→ **EXERCISE DIRECTIONS**: Copy each line of the material below that includes the string "this".

(Entries taken from a collection)
---*---

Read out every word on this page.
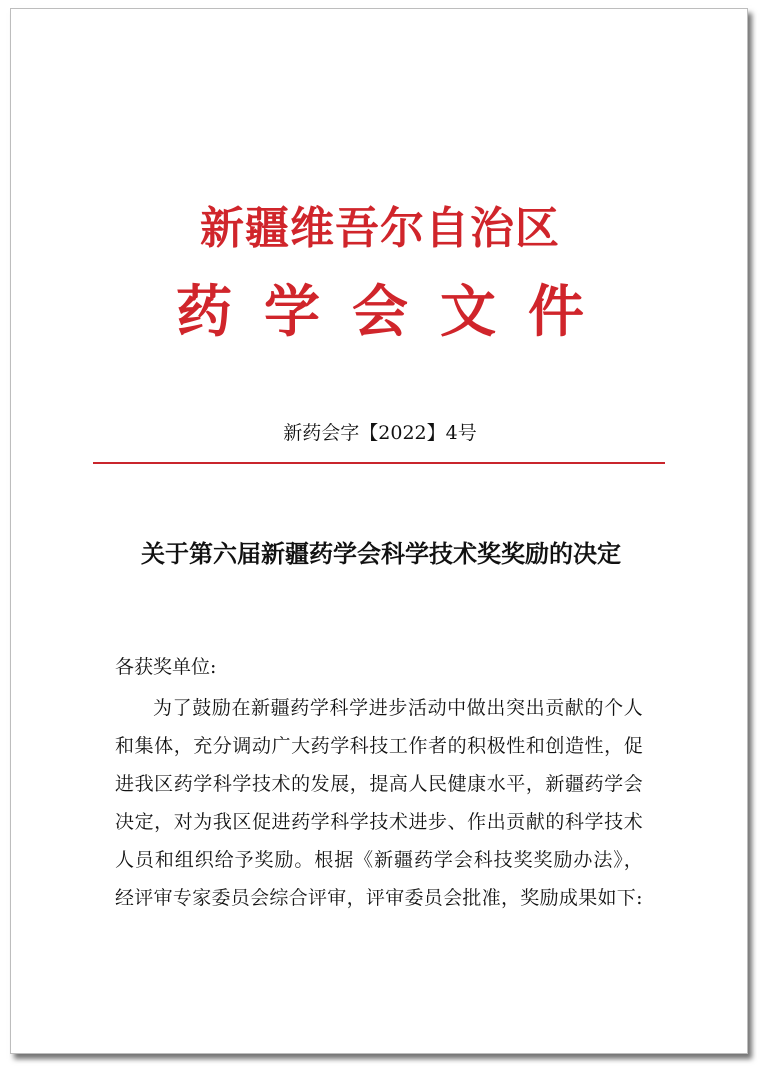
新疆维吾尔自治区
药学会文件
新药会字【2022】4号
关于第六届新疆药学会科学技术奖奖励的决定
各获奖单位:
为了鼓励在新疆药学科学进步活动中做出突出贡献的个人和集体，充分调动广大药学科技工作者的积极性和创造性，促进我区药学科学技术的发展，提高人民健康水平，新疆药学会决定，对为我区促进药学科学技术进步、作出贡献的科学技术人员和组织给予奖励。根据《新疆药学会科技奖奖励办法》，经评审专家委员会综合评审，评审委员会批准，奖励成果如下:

---*---

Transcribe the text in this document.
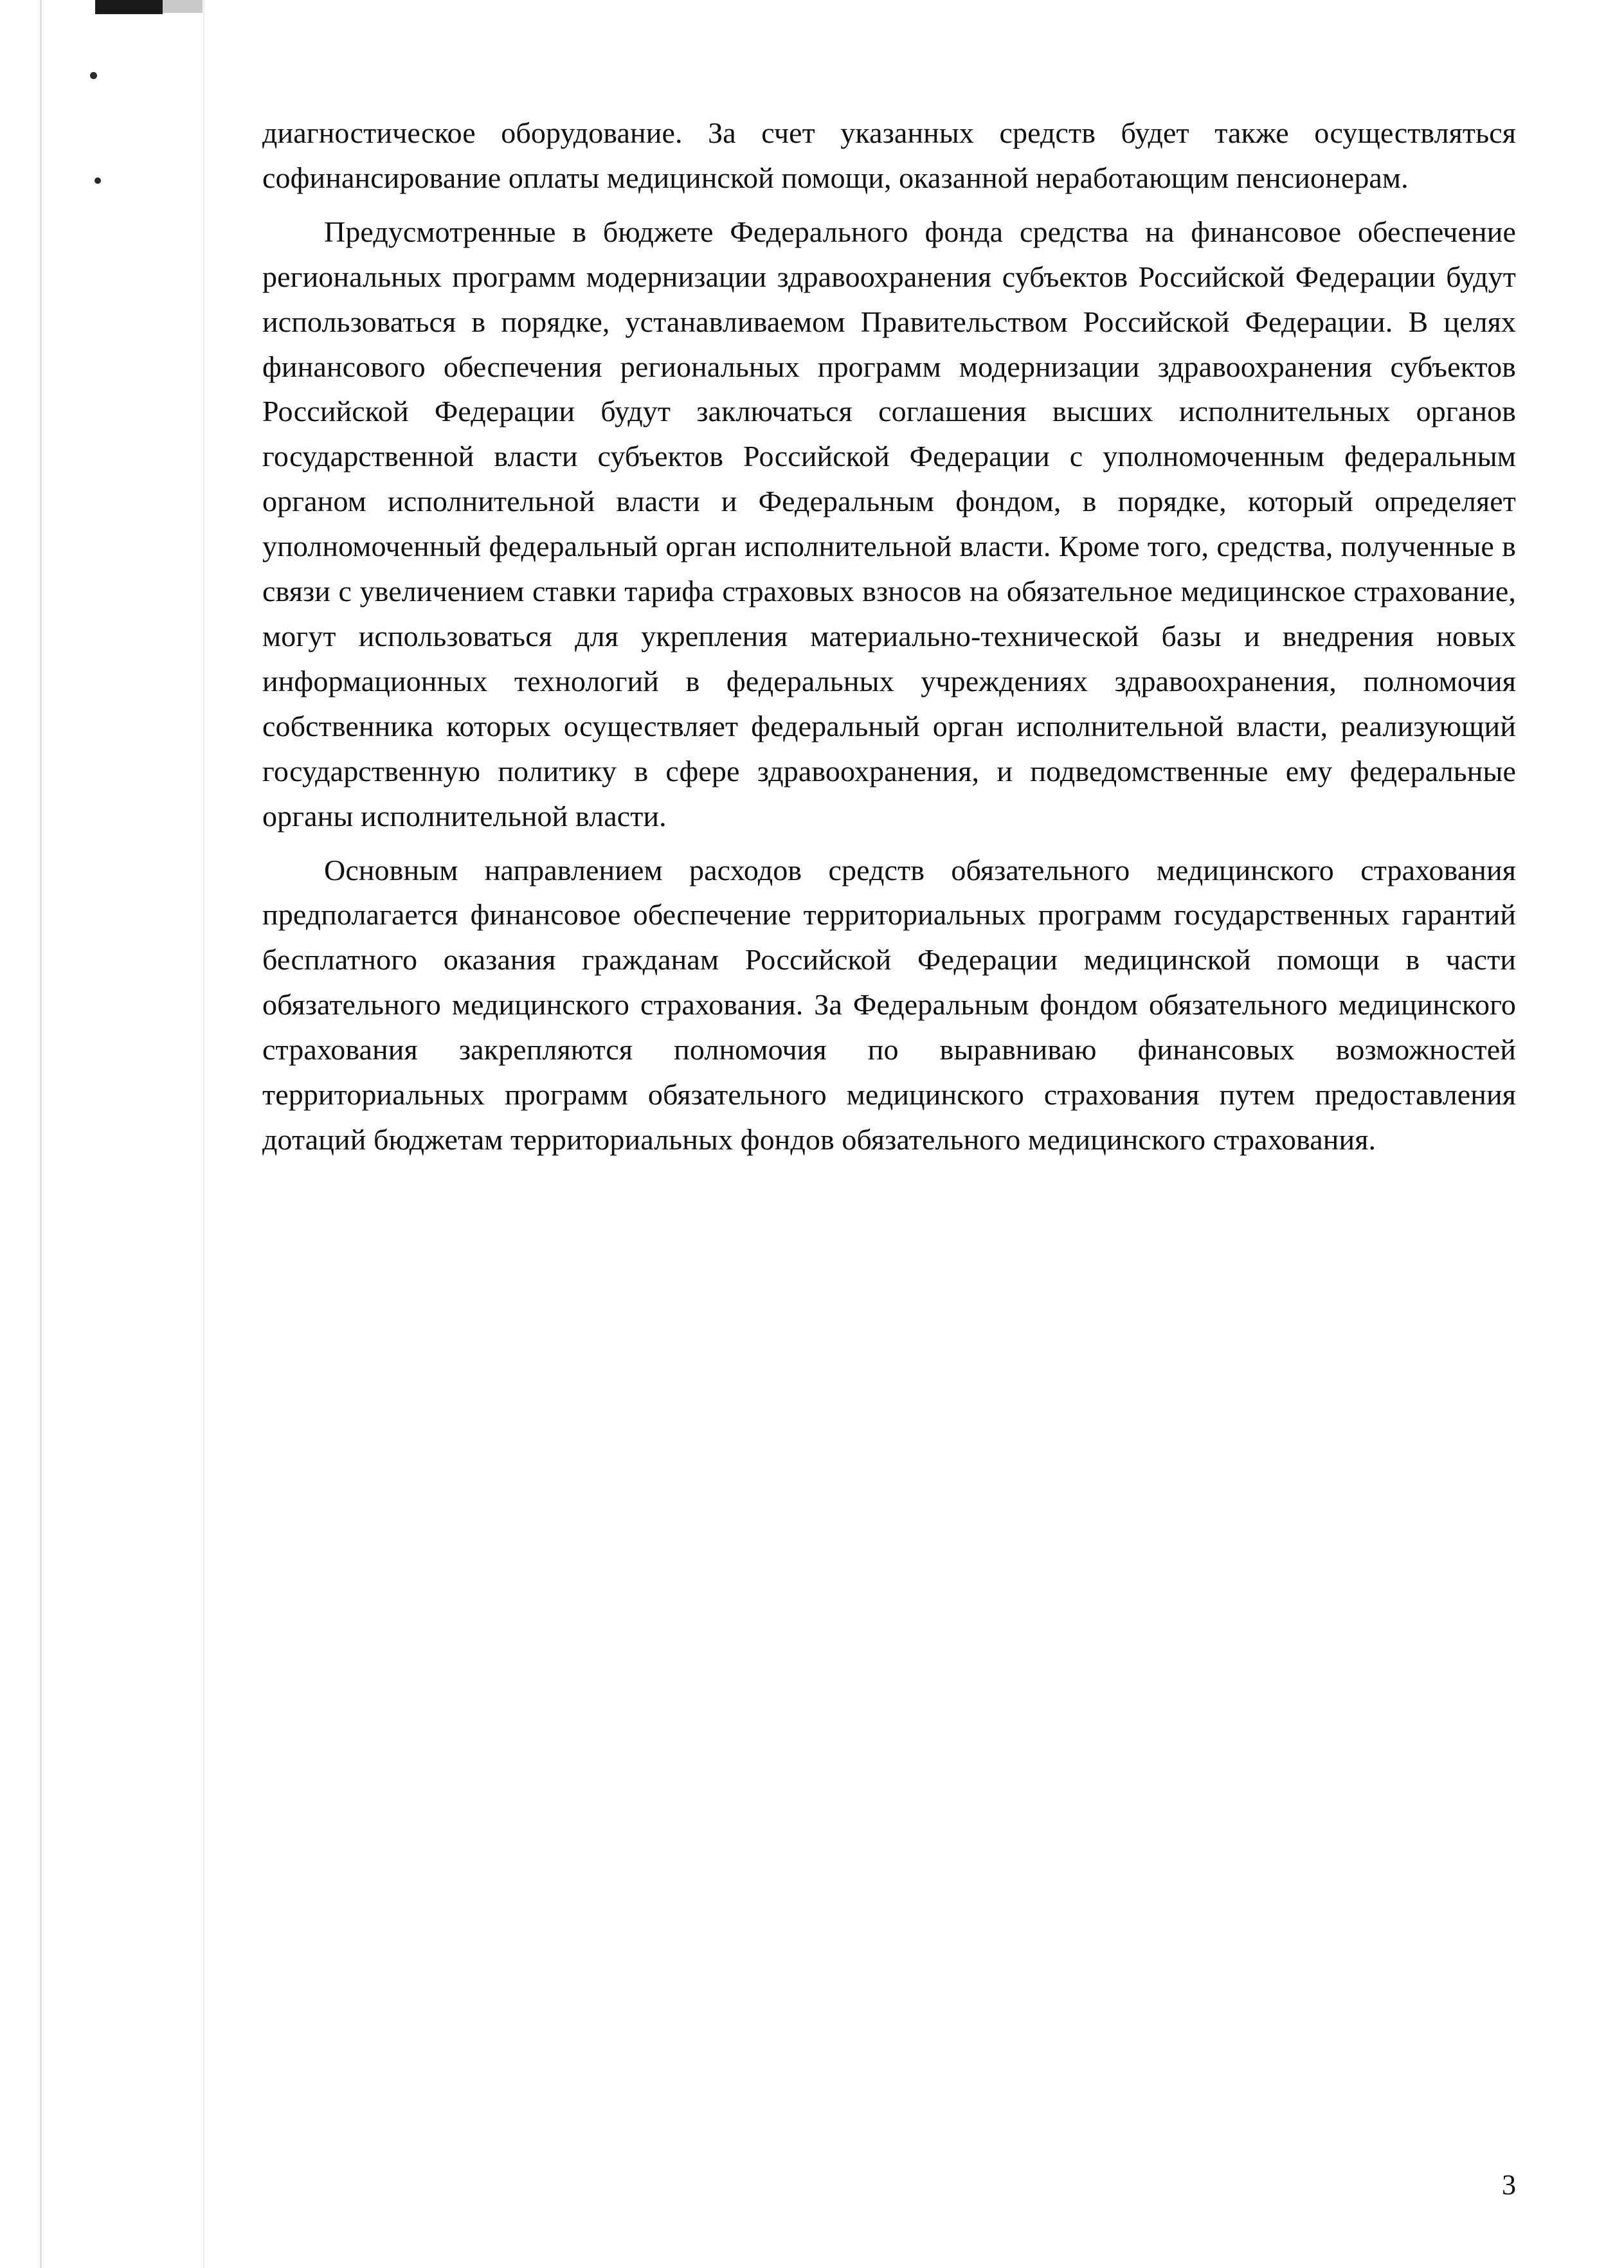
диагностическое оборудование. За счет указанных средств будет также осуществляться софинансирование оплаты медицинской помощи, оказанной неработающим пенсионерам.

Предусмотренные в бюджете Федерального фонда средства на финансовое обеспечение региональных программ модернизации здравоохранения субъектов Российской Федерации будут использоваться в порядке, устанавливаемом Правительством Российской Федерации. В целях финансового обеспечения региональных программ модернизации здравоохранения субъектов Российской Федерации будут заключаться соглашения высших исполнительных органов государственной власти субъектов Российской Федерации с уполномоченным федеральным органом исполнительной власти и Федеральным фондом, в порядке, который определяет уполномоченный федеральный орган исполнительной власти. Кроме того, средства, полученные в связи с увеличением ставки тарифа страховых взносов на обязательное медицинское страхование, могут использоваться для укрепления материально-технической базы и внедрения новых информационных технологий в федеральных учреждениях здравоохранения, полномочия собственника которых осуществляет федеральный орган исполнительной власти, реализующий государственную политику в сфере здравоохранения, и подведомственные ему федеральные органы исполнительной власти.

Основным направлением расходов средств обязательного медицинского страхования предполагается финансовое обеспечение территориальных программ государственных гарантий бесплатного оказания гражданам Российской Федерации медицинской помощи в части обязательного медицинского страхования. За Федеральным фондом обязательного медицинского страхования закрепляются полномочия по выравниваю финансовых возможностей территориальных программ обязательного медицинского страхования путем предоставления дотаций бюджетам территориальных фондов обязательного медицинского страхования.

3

---*---

→ **CORRECT RESPONSE**:
Read out every word on this page.
Transcribe the text in this document.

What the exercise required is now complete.